ACTIVITY
Print out the entries exactly, and include each one.

────────────────

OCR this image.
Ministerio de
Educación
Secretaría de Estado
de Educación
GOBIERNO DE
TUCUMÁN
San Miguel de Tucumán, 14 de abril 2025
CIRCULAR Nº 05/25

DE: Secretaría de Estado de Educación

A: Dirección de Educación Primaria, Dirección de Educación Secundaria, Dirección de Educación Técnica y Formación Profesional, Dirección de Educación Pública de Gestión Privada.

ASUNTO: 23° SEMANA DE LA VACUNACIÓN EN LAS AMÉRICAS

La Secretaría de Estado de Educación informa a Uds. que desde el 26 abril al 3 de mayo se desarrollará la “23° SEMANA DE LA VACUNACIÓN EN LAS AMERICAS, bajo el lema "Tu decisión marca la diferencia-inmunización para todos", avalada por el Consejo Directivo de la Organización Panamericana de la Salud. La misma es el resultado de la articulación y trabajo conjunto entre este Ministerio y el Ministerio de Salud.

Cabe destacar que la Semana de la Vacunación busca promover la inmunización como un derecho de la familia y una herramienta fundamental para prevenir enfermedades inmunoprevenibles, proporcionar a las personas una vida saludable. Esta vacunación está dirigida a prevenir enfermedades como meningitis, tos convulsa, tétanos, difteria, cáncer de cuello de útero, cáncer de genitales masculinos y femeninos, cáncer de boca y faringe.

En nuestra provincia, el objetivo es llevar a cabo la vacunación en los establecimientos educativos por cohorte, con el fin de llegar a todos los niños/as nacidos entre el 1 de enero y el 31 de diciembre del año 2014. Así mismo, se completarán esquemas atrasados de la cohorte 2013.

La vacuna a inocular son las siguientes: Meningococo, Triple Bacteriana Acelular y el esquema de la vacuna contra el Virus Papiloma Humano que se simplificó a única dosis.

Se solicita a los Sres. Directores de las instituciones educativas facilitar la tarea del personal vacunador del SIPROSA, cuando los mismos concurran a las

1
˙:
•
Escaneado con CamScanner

────────────────

RESPONSE AREA
OCR this image.
Ministerio de
Educación
Secretaría de Estado
de Educación
GOBIERNO DE
TUCUMÁN
San Miguel de Tucumán, 14 de abril 2025
CIRCULAR Nº 05/25

DE: Secretaría de Estado de Educación

A: Dirección de Educación Primaria, Dirección de Educación Secundaria, Dirección de Educación Técnica y Formación Profesional, Dirección de Educación Pública de Gestión Privada.

ASUNTO: 23° SEMANA DE LA VACUNACIÓN EN LAS AMÉRICAS

La Secretaría de Estado de Educación informa a Uds. que desde el 26 abril al 3 de mayo se desarrollará la “23° SEMANA DE LA VACUNACIÓN EN LAS AMERICAS, bajo el lema "Tu decisión marca la diferencia-inmunización para todos", avalada por el Consejo Directivo de la Organización Panamericana de la Salud. La misma es el resultado de la articulación y trabajo conjunto entre este Ministerio y el Ministerio de Salud.

Cabe destacar que la Semana de la Vacunación busca promover la inmunización como un derecho de la familia y una herramienta fundamental para prevenir enfermedades inmunoprevenibles, proporcionar a las personas una vida saludable. Esta vacunación está dirigida a prevenir enfermedades como meningitis, tos convulsa, tétanos, difteria, cáncer de cuello de útero, cáncer de genitales masculinos y femeninos, cáncer de boca y faringe.

En nuestra provincia, el objetivo es llevar a cabo la vacunación en los establecimientos educativos por cohorte, con el fin de llegar a todos los niños/as nacidos entre el 1 de enero y el 31 de diciembre del año 2014. Así mismo, se completarán esquemas atrasados de la cohorte 2013.

La vacuna a inocular son las siguientes: Meningococo, Triple Bacteriana Acelular y el esquema de la vacuna contra el Virus Papiloma Humano que se simplificó a única dosis.

Se solicita a los Sres. Directores de las instituciones educativas facilitar la tarea del personal vacunador del SIPROSA, cuando los mismos concurran a las

1
˙:
•
Escaneado con CamScanner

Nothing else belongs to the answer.